----- Records for the exercise -----
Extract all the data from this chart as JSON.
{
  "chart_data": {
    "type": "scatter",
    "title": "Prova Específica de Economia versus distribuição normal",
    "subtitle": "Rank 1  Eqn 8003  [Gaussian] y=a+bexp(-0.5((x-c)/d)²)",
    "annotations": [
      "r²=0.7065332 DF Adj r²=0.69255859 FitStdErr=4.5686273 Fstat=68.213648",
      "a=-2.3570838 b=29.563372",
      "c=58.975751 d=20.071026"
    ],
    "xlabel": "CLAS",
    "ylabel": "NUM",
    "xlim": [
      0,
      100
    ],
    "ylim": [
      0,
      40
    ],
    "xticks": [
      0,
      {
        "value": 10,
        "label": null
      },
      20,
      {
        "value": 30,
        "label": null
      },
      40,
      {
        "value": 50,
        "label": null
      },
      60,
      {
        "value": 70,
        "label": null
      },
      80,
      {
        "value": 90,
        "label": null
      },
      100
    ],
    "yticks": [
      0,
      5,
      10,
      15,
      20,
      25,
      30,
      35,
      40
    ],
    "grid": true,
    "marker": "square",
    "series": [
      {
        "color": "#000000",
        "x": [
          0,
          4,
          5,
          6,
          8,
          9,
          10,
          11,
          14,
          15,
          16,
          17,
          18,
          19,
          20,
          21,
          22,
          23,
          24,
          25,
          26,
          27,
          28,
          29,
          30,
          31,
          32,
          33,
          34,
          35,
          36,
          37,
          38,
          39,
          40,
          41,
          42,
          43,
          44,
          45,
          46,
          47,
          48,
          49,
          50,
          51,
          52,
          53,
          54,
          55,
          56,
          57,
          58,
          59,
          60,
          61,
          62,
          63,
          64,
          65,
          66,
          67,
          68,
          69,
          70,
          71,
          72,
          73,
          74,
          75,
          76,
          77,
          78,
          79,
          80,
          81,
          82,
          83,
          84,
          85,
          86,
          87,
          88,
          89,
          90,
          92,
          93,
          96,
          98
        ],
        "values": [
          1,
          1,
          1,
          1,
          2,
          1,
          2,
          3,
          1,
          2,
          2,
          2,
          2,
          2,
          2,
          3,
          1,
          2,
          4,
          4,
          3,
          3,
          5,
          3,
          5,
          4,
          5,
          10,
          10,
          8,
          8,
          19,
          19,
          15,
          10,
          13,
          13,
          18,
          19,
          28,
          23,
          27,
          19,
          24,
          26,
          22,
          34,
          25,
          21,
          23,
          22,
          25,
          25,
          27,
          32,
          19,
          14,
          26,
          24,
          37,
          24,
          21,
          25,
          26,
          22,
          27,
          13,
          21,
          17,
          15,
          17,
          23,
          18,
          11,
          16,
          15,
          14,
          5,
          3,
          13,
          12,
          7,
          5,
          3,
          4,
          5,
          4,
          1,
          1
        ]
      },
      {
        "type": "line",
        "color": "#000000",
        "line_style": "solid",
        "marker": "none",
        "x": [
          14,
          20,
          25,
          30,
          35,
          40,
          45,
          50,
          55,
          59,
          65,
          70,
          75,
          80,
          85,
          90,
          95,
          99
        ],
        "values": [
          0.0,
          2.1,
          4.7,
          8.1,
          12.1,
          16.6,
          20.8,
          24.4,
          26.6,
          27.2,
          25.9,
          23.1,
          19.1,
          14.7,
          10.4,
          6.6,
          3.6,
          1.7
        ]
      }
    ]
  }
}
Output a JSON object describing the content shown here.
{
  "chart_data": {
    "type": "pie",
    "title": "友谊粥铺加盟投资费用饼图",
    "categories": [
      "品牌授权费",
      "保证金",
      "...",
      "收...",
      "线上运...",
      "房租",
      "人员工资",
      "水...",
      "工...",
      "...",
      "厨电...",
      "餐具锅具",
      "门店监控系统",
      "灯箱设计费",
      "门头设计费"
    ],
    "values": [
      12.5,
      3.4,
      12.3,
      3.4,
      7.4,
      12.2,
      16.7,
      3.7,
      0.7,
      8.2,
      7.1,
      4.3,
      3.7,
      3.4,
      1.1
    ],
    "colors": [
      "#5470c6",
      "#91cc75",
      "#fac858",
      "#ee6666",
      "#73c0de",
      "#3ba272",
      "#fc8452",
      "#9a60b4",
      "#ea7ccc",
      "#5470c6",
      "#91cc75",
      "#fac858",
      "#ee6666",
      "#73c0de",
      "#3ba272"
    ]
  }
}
-----
Written exercise :: Recopy the entries above in their entirety, exactly.

Task solution ::
Extract all the data from this chart as JSON.
{
  "chart_data": {
    "type": "scatter",
    "title": "Prova Específica de Economia versus distribuição normal",
    "subtitle": "Rank 1  Eqn 8003  [Gaussian] y=a+bexp(-0.5((x-c)/d)²)",
    "annotations": [
      "r²=0.7065332 DF Adj r²=0.69255859 FitStdErr=4.5686273 Fstat=68.213648",
      "a=-2.3570838 b=29.563372",
      "c=58.975751 d=20.071026"
    ],
    "xlabel": "CLAS",
    "ylabel": "NUM",
    "xlim": [
      0,
      100
    ],
    "ylim": [
      0,
      40
    ],
    "xticks": [
      0,
      {
        "value": 10,
        "label": null
      },
      20,
      {
        "value": 30,
        "label": null
      },
      40,
      {
        "value": 50,
        "label": null
      },
      60,
      {
        "value": 70,
        "label": null
      },
      80,
      {
        "value": 90,
        "label": null
      },
      100
    ],
    "yticks": [
      0,
      5,
      10,
      15,
      20,
      25,
      30,
      35,
      40
    ],
    "grid": true,
    "marker": "square",
    "series": [
      {
        "color": "#000000",
        "x": [
          0,
          4,
          5,
          6,
          8,
          9,
          10,
          11,
          14,
          15,
          16,
          17,
          18,
          19,
          20,
          21,
          22,
          23,
          24,
          25,
          26,
          27,
          28,
          29,
          30,
          31,
          32,
          33,
          34,
          35,
          36,
          37,
          38,
          39,
          40,
          41,
          42,
          43,
          44,
          45,
          46,
          47,
          48,
          49,
          50,
          51,
          52,
          53,
          54,
          55,
          56,
          57,
          58,
          59,
          60,
          61,
          62,
          63,
          64,
          65,
          66,
          67,
          68,
          69,
          70,
          71,
          72,
          73,
          74,
          75,
          76,
          77,
          78,
          79,
          80,
          81,
          82,
          83,
          84,
          85,
          86,
          87,
          88,
          89,
          90,
          92,
          93,
          96,
          98
        ],
        "values": [
          1,
          1,
          1,
          1,
          2,
          1,
          2,
          3,
          1,
          2,
          2,
          2,
          2,
          2,
          2,
          3,
          1,
          2,
          4,
          4,
          3,
          3,
          5,
          3,
          5,
          4,
          5,
          10,
          10,
          8,
          8,
          19,
          19,
          15,
          10,
          13,
          13,
          18,
          19,
          28,
          23,
          27,
          19,
          24,
          26,
          22,
          34,
          25,
          21,
          23,
          22,
          25,
          25,
          27,
          32,
          19,
          14,
          26,
          24,
          37,
          24,
          21,
          25,
          26,
          22,
          27,
          13,
          21,
          17,
          15,
          17,
          23,
          18,
          11,
          16,
          15,
          14,
          5,
          3,
          13,
          12,
          7,
          5,
          3,
          4,
          5,
          4,
          1,
          1
        ]
      },
      {
        "type": "line",
        "color": "#000000",
        "line_style": "solid",
        "marker": "none",
        "x": [
          14,
          20,
          25,
          30,
          35,
          40,
          45,
          50,
          55,
          59,
          65,
          70,
          75,
          80,
          85,
          90,
          95,
          99
        ],
        "values": [
          0.0,
          2.1,
          4.7,
          8.1,
          12.1,
          16.6,
          20.8,
          24.4,
          26.6,
          27.2,
          25.9,
          23.1,
          19.1,
          14.7,
          10.4,
          6.6,
          3.6,
          1.7
        ]
      }
    ]
  }
}
Output a JSON object describing the content shown here.
{
  "chart_data": {
    "type": "pie",
    "title": "友谊粥铺加盟投资费用饼图",
    "categories": [
      "品牌授权费",
      "保证金",
      "...",
      "收...",
      "线上运...",
      "房租",
      "人员工资",
      "水...",
      "工...",
      "...",
      "厨电...",
      "餐具锅具",
      "门店监控系统",
      "灯箱设计费",
      "门头设计费"
    ],
    "values": [
      12.5,
      3.4,
      12.3,
      3.4,
      7.4,
      12.2,
      16.7,
      3.7,
      0.7,
      8.2,
      7.1,
      4.3,
      3.7,
      3.4,
      1.1
    ],
    "colors": [
      "#5470c6",
      "#91cc75",
      "#fac858",
      "#ee6666",
      "#73c0de",
      "#3ba272",
      "#fc8452",
      "#9a60b4",
      "#ea7ccc",
      "#5470c6",
      "#91cc75",
      "#fac858",
      "#ee6666",
      "#73c0de",
      "#3ba272"
    ]
  }
}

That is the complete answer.